Records contained in a dataset:
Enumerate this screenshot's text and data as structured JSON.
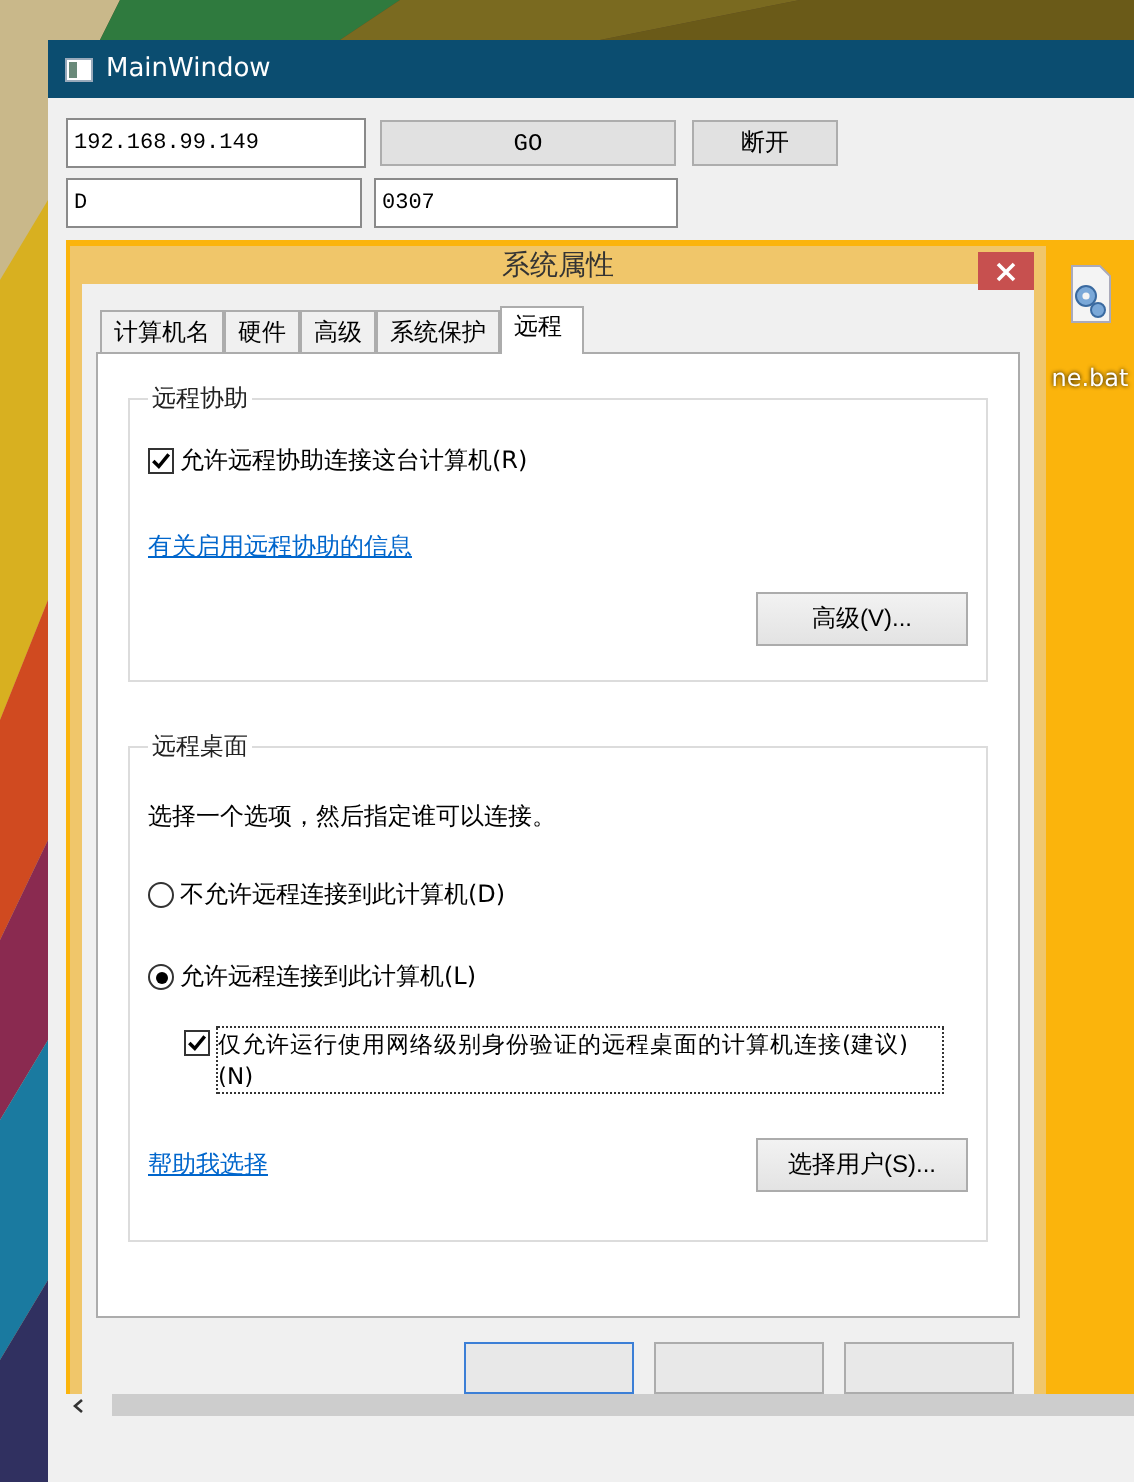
{
  "main_window": {
    "title": "MainWindow",
    "host_field": {
      "value": "192.168.99.149"
    },
    "go_button": "GO",
    "disconnect_button": "断开",
    "field_2": {
      "value": "D"
    },
    "field_3": {
      "value": "0307"
    },
    "remote_screen": {
      "dialog": {
        "title": "系统属性",
        "tabs": [
          {
            "label": "计算机名",
            "selected": false
          },
          {
            "label": "硬件",
            "selected": false
          },
          {
            "label": "高级",
            "selected": false
          },
          {
            "label": "系统保护",
            "selected": false
          },
          {
            "label": "远程",
            "selected": true
          }
        ],
        "remote_assistance": {
          "title": "远程协助",
          "allow": {
            "label": "允许远程协助连接这台计算机(R)",
            "checked": true
          },
          "info_link": "有关启用远程协助的信息",
          "advanced_button": "高级(V)..."
        },
        "remote_desktop": {
          "title": "远程桌面",
          "instruction": "选择一个选项，然后指定谁可以连接。",
          "options": [
            {
              "label": "不允许远程连接到此计算机(D)",
              "selected": false
            },
            {
              "label": "允许远程连接到此计算机(L)",
              "selected": true
            }
          ],
          "nla": {
            "label": "仅允许运行使用网络级别身份验证的远程桌面的计算机连接(建议)(N)",
            "checked": true
          },
          "help_link": "帮助我选择",
          "select_users_button": "选择用户(S)..."
        },
        "footer_buttons": [
          {
            "default": true
          },
          {
            "default": false
          },
          {
            "default": false
          }
        ]
      },
      "desktop_icon": {
        "label": "ne.bat"
      }
    }
  }
}
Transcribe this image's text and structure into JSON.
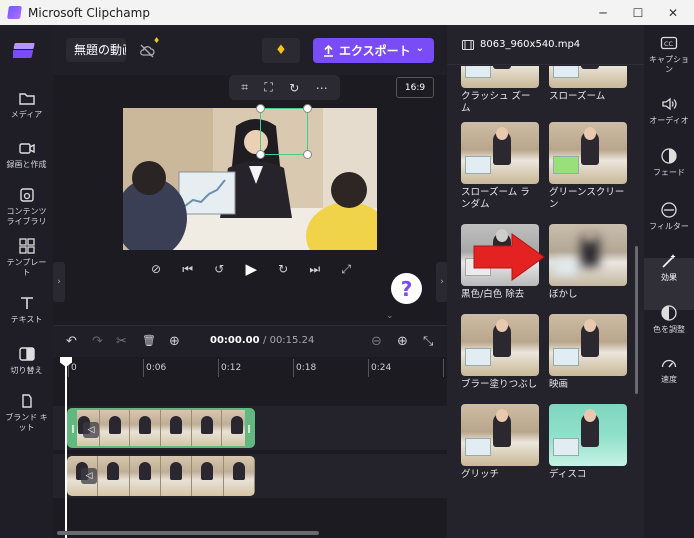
{
  "window": {
    "title": "Microsoft Clipchamp",
    "minimize": "─",
    "maximize": "☐",
    "close": "✕"
  },
  "sidebar": {
    "items": [
      {
        "label": "メディア",
        "icon": "folder-icon"
      },
      {
        "label": "録画と作成",
        "icon": "camera-icon"
      },
      {
        "label": "コンテンツ ライブラリ",
        "icon": "library-icon"
      },
      {
        "label": "テンプレート",
        "icon": "template-icon"
      },
      {
        "label": "テキスト",
        "icon": "text-icon"
      },
      {
        "label": "切り替え",
        "icon": "transition-icon"
      },
      {
        "label": "ブランド キット",
        "icon": "brand-kit-icon"
      }
    ]
  },
  "topbar": {
    "project_name": "無題の動画",
    "export_label": "エクスポート",
    "export_caret": "⌄",
    "gem": "♦",
    "premium": "♦"
  },
  "preview": {
    "toolbar": [
      "⌗",
      "⛶",
      "↻",
      "⋯"
    ],
    "aspect_ratio": "16:9",
    "controls": [
      "⊘",
      "⏮",
      "↺",
      "▶",
      "↻",
      "⏭",
      "⤢"
    ],
    "help": "?",
    "collapse": "⌄",
    "left_tab": "›",
    "right_tab": "›"
  },
  "timeline": {
    "tools": [
      "↶",
      "↷",
      "✂",
      "🗑",
      "⊕"
    ],
    "current_time": "00:00.00",
    "duration": "/ 00:15.24",
    "zoom": [
      "⊖",
      "⊕",
      "⤡"
    ],
    "ticks": [
      "0",
      "0:06",
      "0:12",
      "0:18",
      "0:24"
    ],
    "clip_mute": "◁"
  },
  "panel": {
    "file_name": "8063_960x540.mp4",
    "effects": [
      {
        "label": "クラッシュ ズーム",
        "style": "normal"
      },
      {
        "label": "スローズーム",
        "style": "normal"
      },
      {
        "label": "スローズーム ランダム",
        "style": "normal"
      },
      {
        "label": "グリーンスクリーン",
        "style": "green"
      },
      {
        "label": "黒色/白色 除去",
        "style": "gray"
      },
      {
        "label": "ぼかし",
        "style": "blur"
      },
      {
        "label": "ブラー塗りつぶし",
        "style": "normal"
      },
      {
        "label": "映画",
        "style": "normal"
      },
      {
        "label": "グリッチ",
        "style": "normal"
      },
      {
        "label": "ディスコ",
        "style": "disco"
      }
    ]
  },
  "rail": {
    "items": [
      {
        "label": "キャプション",
        "icon": "captions-icon"
      },
      {
        "label": "オーディオ",
        "icon": "audio-icon"
      },
      {
        "label": "フェード",
        "icon": "fade-icon"
      },
      {
        "label": "フィルター",
        "icon": "filter-icon"
      },
      {
        "label": "効果",
        "icon": "effects-icon",
        "active": true
      },
      {
        "label": "色を調整",
        "icon": "color-adjust-icon"
      },
      {
        "label": "速度",
        "icon": "speed-icon"
      }
    ]
  },
  "colors": {
    "accent": "#7a4cf5",
    "selection": "#3fd18d",
    "arrow": "#e52222"
  }
}
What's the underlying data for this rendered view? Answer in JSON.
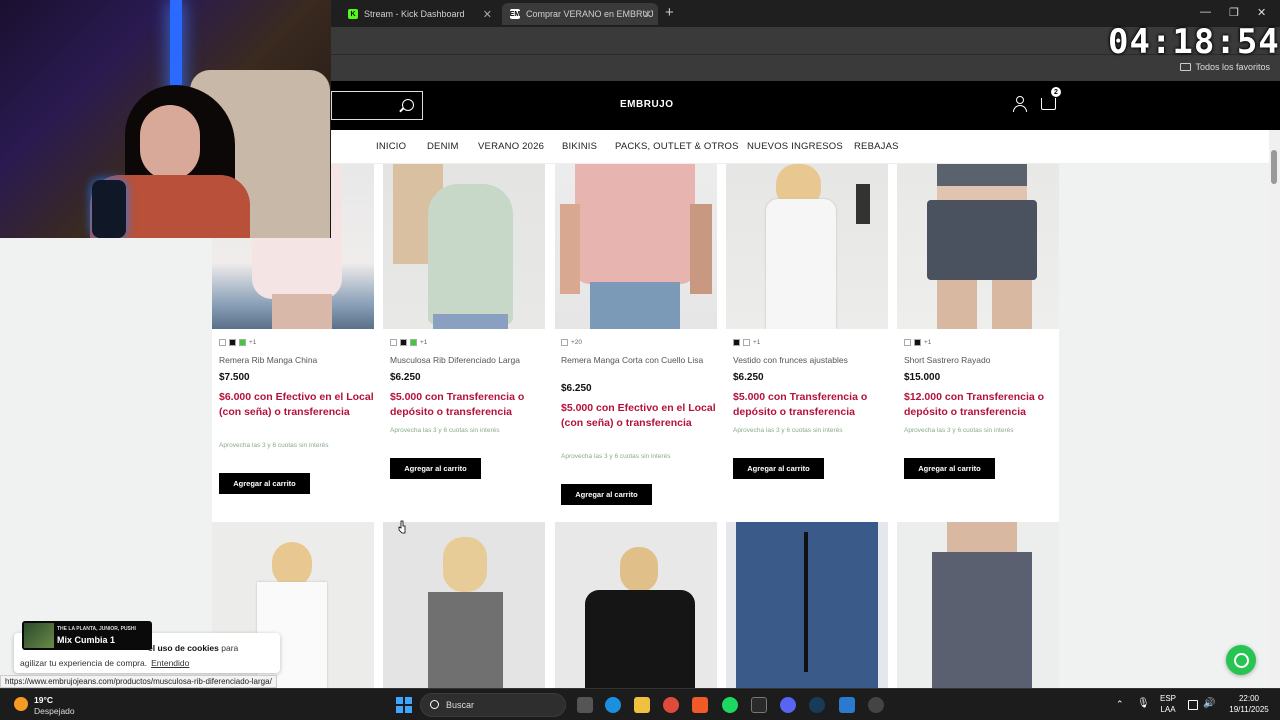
{
  "browser": {
    "tabs": [
      {
        "label": "Stream - Kick Dashboard",
        "fav": "K",
        "fav_color": "#53fc18"
      },
      {
        "label": "Comprar VERANO en EMBRUJ",
        "fav": "EM",
        "fav_color": "#ffffff"
      }
    ],
    "bookmarks_folder": "Todos los favoritos"
  },
  "overlay": {
    "clock": "04:18:54",
    "music": {
      "artist": "THE LA PLANTA, JUNIOR, PUSHI",
      "track": "Mix Cumbia 1"
    },
    "status_url": "https://www.embrujojeans.com/productos/musculosa-rib-diferenciado-larga/"
  },
  "store": {
    "logo": "EMBRUJO",
    "cart_count": "2",
    "nav": [
      "INICIO",
      "DENIM",
      "VERANO 2026",
      "BIKINIS",
      "PACKS, OUTLET & OTROS",
      "NUEVOS INGRESOS",
      "REBAJAS"
    ],
    "products": [
      {
        "name": "Remera Rib Manga China",
        "price": "$7.500",
        "promo": "$6.000 con Efectivo en el Local (con seña) o transferencia",
        "installments": "Aprovecha las 3 y 6 cuotas sin interés",
        "more_colors": "+1",
        "swatches": [
          "#ffffff",
          "#111111",
          "#3ccc3c"
        ],
        "button": "Agregar al carrito"
      },
      {
        "name": "Musculosa Rib Diferenciado Larga",
        "price": "$6.250",
        "promo": "$5.000 con Transferencia o depósito o transferencia",
        "installments": "Aprovecha las 3 y 6 cuotas sin interés",
        "more_colors": "+1",
        "swatches": [
          "#ffffff",
          "#111111",
          "#3ccc3c"
        ],
        "button": "Agregar al carrito"
      },
      {
        "name": "Remera Manga Corta con Cuello Lisa",
        "price": "$6.250",
        "promo": "$5.000 con Efectivo en el Local (con seña) o transferencia",
        "installments": "Aprovecha las 3 y 6 cuotas sin interés",
        "more_colors": "+20",
        "swatches": [
          "#ffffff"
        ],
        "button": "Agregar al carrito"
      },
      {
        "name": "Vestido con frunces ajustables",
        "price": "$6.250",
        "promo": "$5.000 con Transferencia o depósito o transferencia",
        "installments": "Aprovecha las 3 y 6 cuotas sin interés",
        "more_colors": "+1",
        "swatches": [
          "#111111",
          "#ffffff"
        ],
        "button": "Agregar al carrito"
      },
      {
        "name": "Short Sastrero Rayado",
        "price": "$15.000",
        "promo": "$12.000 con Transferencia o depósito o transferencia",
        "installments": "Aprovecha las 3 y 6 cuotas sin interés",
        "more_colors": "+1",
        "swatches": [
          "#ffffff",
          "#111111"
        ],
        "button": "Agregar al carrito"
      }
    ],
    "cookie": {
      "pre": "el uso de cookies",
      "text1": "para",
      "text2": "agilizar tu experiencia de compra.",
      "accept": "Entendido"
    }
  },
  "taskbar": {
    "temp": "19°C",
    "weather": "Despejado",
    "search": "Buscar",
    "lang1": "ESP",
    "lang2": "LAA",
    "time": "22:00",
    "date": "19/11/2025"
  }
}
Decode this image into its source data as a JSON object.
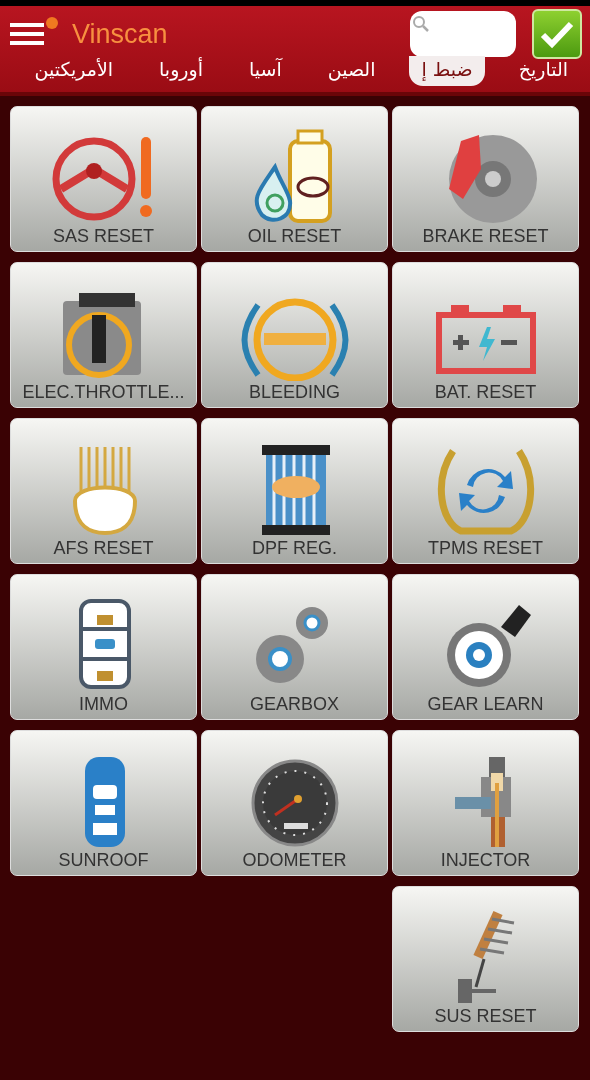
{
  "app_bar": {
    "title": "Vinscan",
    "notification_dot": true,
    "checkbox": {
      "checked": true
    }
  },
  "tabs": [
    {
      "label": "التاريخ",
      "selected": false
    },
    {
      "label": "ضبط إ",
      "selected": true
    },
    {
      "label": "الصين",
      "selected": false
    },
    {
      "label": "آسيا",
      "selected": false
    },
    {
      "label": "أوروبا",
      "selected": false
    },
    {
      "label": "الأمريكتين",
      "selected": false
    }
  ],
  "tiles": [
    {
      "label": "SAS RESET"
    },
    {
      "label": "OIL RESET"
    },
    {
      "label": "BRAKE RESET"
    },
    {
      "label": "ELEC.THROTTLE..."
    },
    {
      "label": "BLEEDING"
    },
    {
      "label": "BAT. RESET"
    },
    {
      "label": "AFS RESET"
    },
    {
      "label": "DPF REG."
    },
    {
      "label": "TPMS RESET"
    },
    {
      "label": "IMMO"
    },
    {
      "label": "GEARBOX"
    },
    {
      "label": "GEAR LEARN"
    },
    {
      "label": "SUNROOF"
    },
    {
      "label": "ODOMETER"
    },
    {
      "label": "INJECTOR"
    },
    {
      "label": "SUS RESET"
    }
  ]
}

--- EXERCISE GOAL ---
List every line above that contains the word "this".

--- FULL SOLUTION ---
Enumerate this screenshot's text and data as structured JSON.
Transcribe this image's text and structure into JSON.
What's the underlying data for this rendered view? Answer in JSON.
Decode this image into its source data as a JSON object.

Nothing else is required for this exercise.